-- begin DATA SUPPLIED --

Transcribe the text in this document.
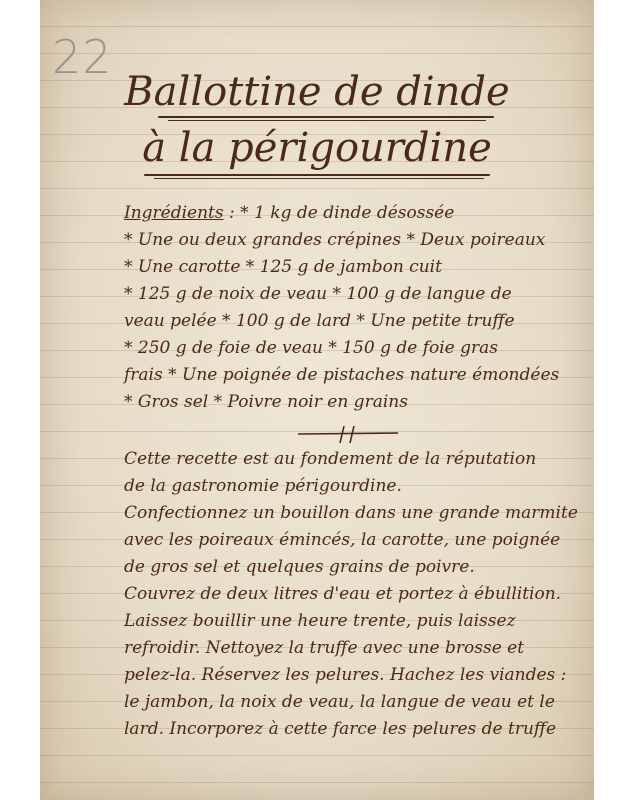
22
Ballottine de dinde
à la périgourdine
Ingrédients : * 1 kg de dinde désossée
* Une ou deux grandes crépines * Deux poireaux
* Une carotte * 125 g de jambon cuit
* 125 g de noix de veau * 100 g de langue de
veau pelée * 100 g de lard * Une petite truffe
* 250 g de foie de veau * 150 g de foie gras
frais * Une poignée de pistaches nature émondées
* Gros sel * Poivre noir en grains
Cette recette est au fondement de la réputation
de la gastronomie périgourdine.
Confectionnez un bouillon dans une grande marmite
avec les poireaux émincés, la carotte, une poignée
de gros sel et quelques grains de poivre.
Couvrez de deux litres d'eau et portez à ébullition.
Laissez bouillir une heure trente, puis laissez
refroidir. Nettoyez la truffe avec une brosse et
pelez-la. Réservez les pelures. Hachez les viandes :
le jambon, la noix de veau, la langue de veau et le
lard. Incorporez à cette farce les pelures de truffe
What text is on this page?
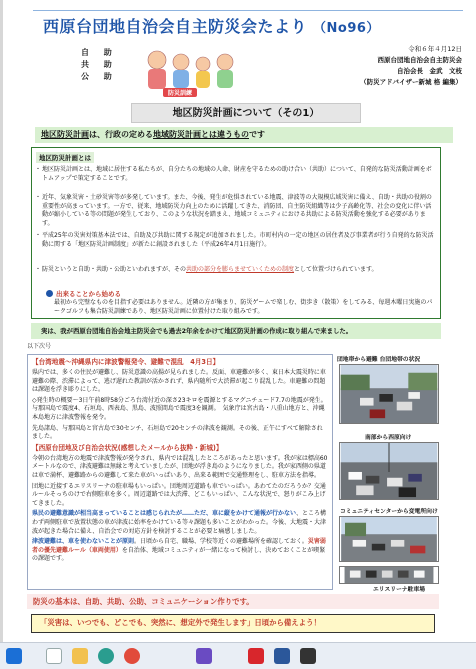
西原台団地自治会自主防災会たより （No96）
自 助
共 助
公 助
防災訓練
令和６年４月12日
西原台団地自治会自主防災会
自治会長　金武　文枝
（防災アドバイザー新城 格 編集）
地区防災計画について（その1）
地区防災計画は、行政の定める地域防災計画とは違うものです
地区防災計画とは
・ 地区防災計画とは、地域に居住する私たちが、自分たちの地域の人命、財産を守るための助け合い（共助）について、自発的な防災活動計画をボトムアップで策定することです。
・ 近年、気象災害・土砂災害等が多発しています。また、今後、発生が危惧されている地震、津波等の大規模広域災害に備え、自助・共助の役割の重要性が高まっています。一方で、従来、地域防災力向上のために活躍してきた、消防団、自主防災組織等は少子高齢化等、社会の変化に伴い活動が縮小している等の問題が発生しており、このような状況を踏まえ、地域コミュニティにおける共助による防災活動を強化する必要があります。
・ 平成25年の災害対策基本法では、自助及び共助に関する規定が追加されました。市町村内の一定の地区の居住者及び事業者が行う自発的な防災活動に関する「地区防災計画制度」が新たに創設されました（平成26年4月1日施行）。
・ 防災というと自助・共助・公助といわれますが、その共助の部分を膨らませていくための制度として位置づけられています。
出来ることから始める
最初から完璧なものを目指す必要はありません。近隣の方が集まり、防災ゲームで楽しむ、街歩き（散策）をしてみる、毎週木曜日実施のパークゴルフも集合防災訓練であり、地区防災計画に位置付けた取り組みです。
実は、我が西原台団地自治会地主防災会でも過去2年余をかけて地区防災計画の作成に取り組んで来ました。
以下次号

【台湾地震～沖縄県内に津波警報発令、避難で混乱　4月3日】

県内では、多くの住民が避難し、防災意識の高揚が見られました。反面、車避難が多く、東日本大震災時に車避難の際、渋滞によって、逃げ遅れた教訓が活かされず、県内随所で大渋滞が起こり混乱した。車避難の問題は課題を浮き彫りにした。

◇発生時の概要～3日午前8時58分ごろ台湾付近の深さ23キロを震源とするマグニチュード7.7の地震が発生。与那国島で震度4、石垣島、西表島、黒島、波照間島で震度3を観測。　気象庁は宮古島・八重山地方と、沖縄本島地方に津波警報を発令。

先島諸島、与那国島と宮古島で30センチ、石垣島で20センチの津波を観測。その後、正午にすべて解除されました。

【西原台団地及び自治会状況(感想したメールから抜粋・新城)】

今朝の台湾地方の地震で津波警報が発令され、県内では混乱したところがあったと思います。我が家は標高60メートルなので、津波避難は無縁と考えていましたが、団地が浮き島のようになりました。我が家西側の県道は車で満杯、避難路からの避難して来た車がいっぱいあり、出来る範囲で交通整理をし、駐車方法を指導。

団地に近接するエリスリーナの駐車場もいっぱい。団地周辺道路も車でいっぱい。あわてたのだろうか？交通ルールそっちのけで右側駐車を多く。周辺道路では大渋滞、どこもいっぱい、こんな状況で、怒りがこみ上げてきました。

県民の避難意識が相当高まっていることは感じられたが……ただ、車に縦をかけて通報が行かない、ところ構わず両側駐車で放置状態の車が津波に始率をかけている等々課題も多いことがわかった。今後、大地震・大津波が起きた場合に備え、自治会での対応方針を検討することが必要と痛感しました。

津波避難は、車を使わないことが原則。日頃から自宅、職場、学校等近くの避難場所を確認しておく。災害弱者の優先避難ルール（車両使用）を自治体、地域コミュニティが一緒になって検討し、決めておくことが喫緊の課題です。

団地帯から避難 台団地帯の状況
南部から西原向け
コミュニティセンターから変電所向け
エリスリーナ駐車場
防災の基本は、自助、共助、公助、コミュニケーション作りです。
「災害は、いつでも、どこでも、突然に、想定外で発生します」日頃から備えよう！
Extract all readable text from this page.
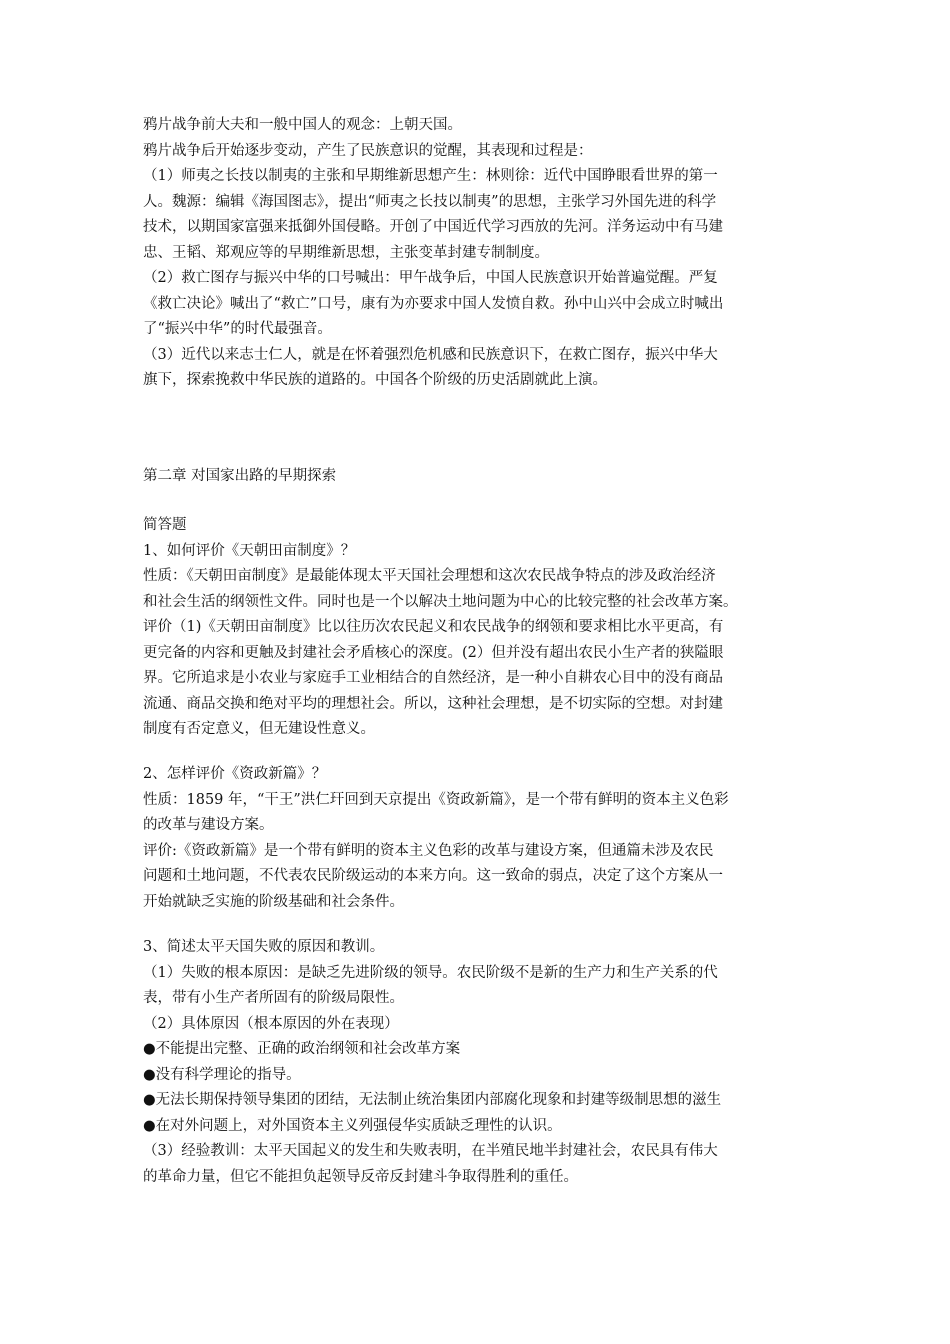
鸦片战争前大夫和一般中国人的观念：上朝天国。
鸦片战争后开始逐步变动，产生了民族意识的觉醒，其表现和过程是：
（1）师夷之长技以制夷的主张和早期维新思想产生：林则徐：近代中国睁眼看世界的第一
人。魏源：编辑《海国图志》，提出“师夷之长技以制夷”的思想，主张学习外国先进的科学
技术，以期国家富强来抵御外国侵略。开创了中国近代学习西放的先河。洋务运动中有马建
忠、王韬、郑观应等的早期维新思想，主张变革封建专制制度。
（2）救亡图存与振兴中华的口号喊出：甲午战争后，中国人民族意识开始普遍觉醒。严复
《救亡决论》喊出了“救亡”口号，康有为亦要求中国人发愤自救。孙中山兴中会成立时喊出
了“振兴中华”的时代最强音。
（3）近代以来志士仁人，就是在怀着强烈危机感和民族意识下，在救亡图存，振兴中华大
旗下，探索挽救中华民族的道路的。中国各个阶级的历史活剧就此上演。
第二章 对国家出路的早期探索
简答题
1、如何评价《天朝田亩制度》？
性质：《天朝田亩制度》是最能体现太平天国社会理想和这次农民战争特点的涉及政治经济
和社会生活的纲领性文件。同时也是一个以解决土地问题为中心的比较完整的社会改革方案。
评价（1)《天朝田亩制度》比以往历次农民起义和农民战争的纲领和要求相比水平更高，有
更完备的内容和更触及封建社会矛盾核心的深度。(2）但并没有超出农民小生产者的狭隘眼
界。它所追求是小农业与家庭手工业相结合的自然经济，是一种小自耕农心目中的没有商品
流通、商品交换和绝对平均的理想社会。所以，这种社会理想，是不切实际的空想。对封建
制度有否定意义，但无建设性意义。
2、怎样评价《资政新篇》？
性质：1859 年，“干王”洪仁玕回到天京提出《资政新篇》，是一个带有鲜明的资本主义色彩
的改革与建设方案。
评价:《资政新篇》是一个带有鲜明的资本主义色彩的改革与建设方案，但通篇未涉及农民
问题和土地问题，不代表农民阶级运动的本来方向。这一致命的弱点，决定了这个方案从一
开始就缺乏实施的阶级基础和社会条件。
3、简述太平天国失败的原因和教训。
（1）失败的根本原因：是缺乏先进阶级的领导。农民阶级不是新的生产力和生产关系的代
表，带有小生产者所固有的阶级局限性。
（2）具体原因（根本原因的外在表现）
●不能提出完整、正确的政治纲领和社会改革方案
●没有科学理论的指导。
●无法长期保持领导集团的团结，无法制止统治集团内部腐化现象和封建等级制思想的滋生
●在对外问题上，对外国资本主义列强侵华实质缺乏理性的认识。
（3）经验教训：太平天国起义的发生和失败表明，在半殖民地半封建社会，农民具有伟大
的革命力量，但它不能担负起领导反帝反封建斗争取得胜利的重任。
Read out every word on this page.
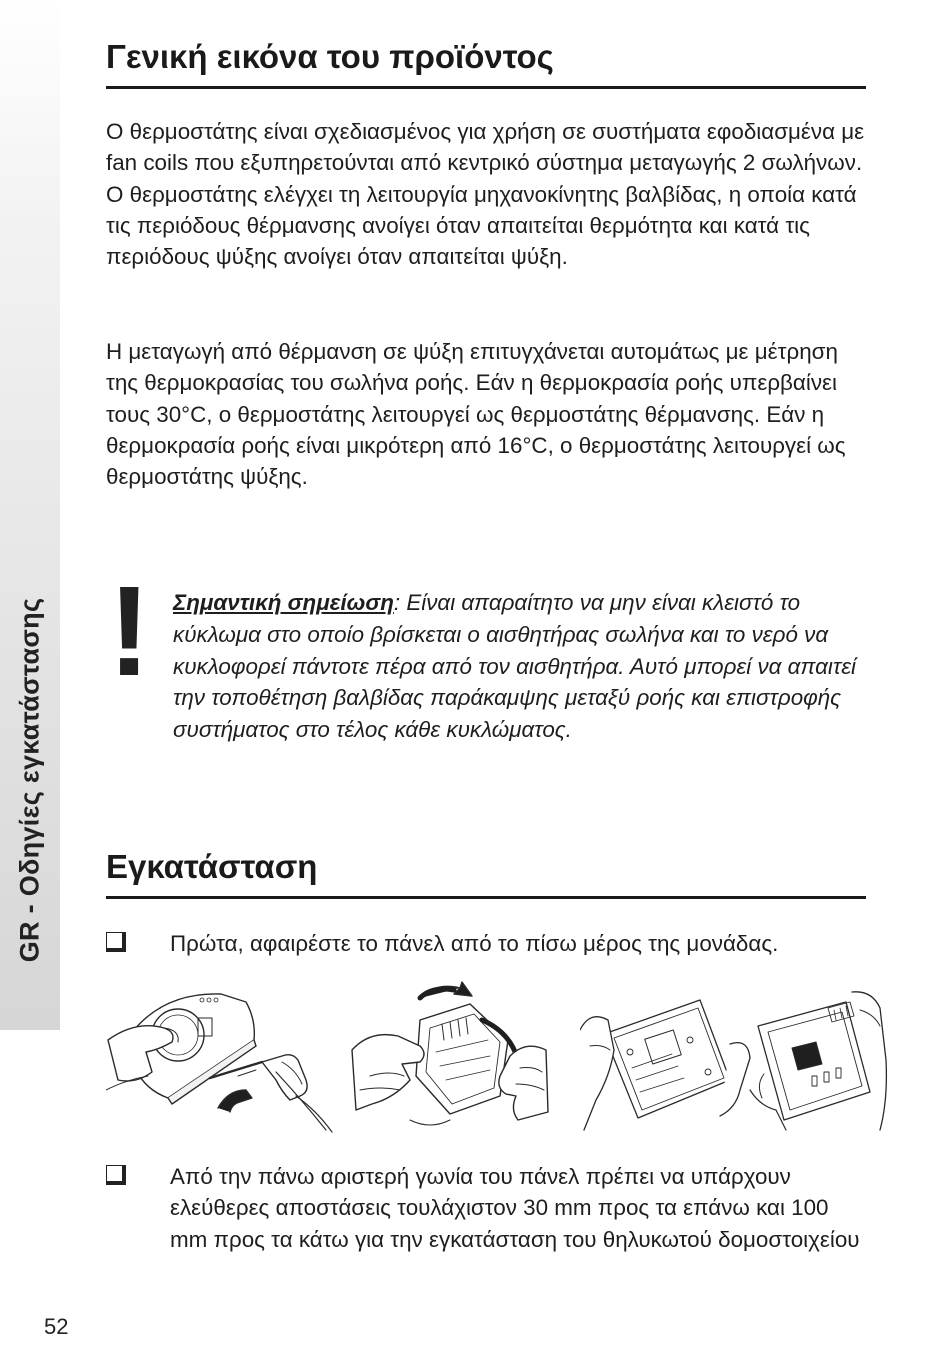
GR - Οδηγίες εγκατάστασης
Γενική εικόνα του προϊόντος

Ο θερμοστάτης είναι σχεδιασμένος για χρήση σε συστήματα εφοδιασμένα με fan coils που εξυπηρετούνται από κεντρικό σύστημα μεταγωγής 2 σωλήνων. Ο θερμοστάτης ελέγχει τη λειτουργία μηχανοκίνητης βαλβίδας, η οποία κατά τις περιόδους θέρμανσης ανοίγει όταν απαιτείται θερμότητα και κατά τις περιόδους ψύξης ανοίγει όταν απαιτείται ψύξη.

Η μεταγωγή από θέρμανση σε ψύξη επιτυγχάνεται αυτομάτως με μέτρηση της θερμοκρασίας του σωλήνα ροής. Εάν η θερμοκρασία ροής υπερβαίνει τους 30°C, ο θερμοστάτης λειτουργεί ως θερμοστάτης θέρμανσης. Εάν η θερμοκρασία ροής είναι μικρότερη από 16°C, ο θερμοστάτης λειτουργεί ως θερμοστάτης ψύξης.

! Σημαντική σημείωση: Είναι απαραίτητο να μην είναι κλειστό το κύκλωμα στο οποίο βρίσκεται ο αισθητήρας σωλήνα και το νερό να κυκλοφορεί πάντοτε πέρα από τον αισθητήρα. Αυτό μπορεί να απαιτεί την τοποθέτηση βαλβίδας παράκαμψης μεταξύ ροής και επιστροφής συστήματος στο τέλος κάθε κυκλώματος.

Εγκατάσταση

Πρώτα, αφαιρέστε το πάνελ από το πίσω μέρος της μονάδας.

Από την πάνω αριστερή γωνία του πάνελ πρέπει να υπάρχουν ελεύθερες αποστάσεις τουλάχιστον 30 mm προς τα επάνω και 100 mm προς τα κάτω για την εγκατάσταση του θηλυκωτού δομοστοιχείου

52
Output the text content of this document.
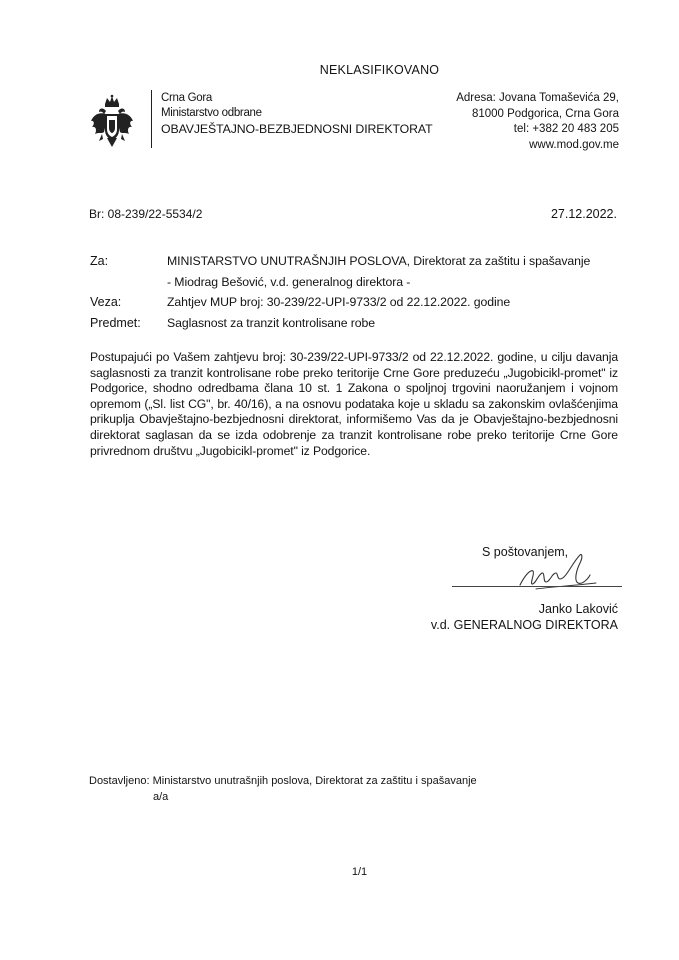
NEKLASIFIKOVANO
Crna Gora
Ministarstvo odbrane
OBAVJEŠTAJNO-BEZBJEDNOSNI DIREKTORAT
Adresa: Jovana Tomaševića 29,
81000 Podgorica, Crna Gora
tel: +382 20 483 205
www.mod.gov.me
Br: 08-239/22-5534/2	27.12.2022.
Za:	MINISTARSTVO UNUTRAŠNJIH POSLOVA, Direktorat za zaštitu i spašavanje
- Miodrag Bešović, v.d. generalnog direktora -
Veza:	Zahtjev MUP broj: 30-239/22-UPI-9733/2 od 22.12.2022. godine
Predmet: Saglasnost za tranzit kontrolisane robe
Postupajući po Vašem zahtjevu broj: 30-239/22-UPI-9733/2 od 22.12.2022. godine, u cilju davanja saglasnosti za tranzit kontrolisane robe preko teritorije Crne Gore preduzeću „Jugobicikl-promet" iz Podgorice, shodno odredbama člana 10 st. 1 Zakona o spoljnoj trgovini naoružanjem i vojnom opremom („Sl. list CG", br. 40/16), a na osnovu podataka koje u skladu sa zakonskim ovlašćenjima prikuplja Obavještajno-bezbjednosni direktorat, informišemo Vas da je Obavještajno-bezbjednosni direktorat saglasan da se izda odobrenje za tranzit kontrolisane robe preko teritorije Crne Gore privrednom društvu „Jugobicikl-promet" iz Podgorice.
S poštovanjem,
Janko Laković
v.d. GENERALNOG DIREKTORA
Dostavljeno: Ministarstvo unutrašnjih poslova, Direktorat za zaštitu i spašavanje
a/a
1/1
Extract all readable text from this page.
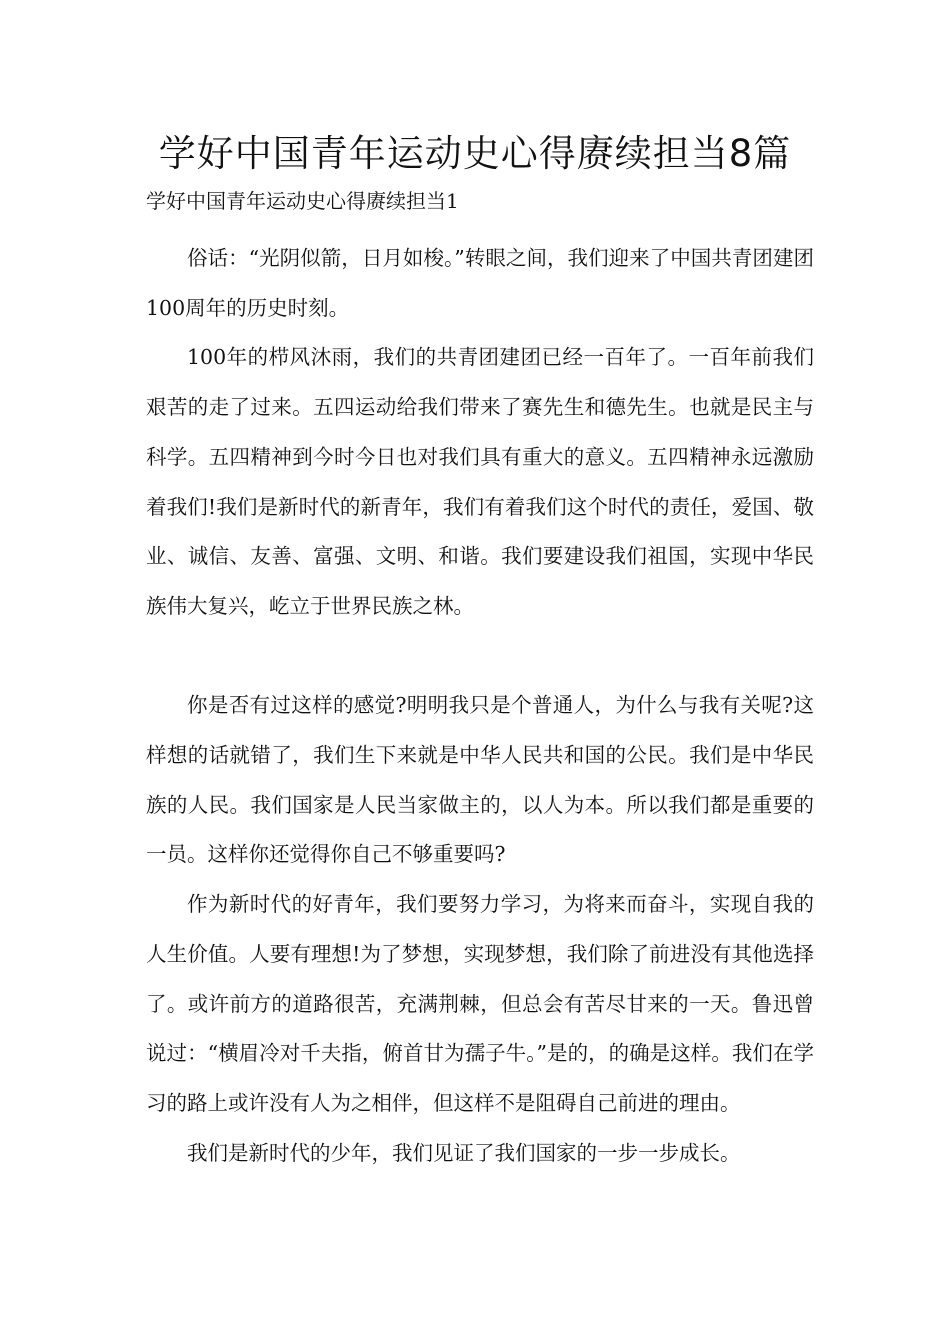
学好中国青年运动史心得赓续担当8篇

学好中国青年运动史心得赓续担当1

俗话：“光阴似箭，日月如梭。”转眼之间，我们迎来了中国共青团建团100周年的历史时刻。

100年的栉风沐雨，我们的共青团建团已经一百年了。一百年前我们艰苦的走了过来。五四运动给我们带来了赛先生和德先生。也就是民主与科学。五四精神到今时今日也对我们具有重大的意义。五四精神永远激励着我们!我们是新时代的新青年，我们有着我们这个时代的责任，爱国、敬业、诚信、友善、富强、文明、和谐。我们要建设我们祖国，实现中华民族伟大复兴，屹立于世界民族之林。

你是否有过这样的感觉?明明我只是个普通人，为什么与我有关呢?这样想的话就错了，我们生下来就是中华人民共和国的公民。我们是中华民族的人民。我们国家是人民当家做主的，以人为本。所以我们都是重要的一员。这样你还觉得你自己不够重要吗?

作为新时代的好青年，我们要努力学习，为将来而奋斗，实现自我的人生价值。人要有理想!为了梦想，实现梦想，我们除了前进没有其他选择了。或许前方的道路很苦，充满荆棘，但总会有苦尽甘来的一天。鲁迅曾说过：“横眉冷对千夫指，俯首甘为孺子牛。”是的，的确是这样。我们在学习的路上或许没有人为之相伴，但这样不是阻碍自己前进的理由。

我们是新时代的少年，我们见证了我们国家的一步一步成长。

-- end DATA SUPPLIED --

Check each line of the records for the word "lard" and extract those that contain it.

veau pelée * 100 g de lard * Une petite truffe
lard. Incorporez à cette farce les pelures de truffe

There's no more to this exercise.